## BEGIN
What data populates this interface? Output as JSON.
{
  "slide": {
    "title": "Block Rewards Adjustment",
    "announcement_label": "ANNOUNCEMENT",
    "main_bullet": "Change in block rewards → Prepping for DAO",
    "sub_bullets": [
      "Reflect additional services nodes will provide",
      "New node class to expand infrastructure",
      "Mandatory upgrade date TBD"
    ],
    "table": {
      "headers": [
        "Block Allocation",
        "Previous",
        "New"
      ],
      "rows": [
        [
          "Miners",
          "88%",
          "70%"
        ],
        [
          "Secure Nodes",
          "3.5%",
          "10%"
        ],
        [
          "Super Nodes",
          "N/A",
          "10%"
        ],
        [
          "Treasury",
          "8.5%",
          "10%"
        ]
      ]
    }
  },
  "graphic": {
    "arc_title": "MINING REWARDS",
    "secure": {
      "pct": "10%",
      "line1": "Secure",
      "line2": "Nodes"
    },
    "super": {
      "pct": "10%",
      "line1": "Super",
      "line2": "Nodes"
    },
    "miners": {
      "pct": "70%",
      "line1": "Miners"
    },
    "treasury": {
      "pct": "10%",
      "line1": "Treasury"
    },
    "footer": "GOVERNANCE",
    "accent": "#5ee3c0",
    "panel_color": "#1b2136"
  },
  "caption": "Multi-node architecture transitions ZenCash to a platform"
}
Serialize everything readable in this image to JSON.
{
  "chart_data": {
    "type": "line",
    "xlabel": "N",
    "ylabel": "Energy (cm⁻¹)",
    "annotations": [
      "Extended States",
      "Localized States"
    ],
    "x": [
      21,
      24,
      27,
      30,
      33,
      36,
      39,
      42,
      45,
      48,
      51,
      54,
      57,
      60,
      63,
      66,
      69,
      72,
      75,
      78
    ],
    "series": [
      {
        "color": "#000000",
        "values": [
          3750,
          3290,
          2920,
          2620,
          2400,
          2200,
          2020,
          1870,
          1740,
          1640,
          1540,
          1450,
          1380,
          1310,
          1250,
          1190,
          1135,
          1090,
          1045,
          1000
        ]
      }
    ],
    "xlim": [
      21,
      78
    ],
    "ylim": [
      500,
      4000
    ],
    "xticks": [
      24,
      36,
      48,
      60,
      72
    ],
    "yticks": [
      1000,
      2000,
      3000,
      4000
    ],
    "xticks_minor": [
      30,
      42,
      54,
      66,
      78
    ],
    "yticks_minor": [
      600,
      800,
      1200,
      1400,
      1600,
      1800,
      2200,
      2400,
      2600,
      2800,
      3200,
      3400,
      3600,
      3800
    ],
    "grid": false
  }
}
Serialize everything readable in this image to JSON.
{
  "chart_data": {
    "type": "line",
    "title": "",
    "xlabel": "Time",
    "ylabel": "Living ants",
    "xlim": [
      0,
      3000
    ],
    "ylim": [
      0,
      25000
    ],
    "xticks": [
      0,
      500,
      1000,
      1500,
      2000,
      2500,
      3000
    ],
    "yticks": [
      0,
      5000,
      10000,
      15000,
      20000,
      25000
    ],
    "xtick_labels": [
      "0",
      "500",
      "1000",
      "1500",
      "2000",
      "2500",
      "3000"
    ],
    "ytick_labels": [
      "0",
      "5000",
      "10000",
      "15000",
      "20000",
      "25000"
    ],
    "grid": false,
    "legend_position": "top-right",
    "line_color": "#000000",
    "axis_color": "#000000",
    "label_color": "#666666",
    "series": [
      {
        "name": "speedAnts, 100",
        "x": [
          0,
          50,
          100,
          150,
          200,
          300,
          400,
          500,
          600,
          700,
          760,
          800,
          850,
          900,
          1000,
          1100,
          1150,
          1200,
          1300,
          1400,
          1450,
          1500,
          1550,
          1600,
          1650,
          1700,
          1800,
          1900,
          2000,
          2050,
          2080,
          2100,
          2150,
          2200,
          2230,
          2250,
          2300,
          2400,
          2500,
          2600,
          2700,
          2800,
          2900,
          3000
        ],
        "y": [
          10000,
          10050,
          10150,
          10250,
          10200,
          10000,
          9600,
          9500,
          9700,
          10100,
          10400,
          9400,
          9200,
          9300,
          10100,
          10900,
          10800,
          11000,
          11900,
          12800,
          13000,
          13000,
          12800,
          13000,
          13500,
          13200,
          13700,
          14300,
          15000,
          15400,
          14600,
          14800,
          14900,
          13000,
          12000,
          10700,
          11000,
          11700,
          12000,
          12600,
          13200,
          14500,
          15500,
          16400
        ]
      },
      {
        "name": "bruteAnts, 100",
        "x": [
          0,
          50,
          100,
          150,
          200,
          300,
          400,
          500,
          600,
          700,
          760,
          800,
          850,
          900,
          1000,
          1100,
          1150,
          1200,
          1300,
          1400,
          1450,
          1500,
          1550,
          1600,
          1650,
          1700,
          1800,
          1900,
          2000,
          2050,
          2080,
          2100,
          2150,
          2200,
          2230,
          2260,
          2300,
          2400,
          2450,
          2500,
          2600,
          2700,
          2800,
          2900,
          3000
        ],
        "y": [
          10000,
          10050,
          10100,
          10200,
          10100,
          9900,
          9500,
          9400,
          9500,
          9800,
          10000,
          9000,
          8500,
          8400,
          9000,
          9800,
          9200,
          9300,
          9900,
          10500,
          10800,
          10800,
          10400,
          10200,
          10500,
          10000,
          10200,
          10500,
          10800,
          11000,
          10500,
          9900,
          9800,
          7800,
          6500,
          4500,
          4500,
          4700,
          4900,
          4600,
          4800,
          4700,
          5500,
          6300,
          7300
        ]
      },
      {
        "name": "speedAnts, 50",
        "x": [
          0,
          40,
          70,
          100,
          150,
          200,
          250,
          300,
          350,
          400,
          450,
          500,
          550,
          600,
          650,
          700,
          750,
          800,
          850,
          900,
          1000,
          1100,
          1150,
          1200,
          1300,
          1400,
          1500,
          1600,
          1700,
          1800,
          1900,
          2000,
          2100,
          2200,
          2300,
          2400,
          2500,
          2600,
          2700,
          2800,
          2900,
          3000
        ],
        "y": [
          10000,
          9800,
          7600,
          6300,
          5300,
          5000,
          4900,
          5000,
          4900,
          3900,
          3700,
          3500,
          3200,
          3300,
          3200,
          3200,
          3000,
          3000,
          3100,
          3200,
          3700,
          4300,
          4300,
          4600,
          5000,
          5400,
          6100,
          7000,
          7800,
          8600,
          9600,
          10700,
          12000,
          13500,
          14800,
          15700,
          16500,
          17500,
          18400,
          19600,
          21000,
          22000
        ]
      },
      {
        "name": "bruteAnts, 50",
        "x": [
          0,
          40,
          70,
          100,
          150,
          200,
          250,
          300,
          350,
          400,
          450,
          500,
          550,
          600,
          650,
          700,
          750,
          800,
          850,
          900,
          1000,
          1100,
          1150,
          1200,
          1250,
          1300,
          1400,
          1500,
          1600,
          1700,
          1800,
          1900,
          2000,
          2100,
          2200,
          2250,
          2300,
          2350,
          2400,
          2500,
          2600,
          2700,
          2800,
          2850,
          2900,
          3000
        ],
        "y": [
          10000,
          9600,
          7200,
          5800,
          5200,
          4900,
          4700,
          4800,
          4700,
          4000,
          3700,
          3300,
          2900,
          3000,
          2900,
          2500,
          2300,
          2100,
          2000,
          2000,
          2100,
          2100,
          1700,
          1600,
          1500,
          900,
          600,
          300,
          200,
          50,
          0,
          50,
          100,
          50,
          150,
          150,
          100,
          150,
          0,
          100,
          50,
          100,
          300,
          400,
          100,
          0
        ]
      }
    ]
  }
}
## END
## Aim of the exercise
Report how many lines of the listing hold the word "ylabel", with nothing but the number.

## Result of this task
2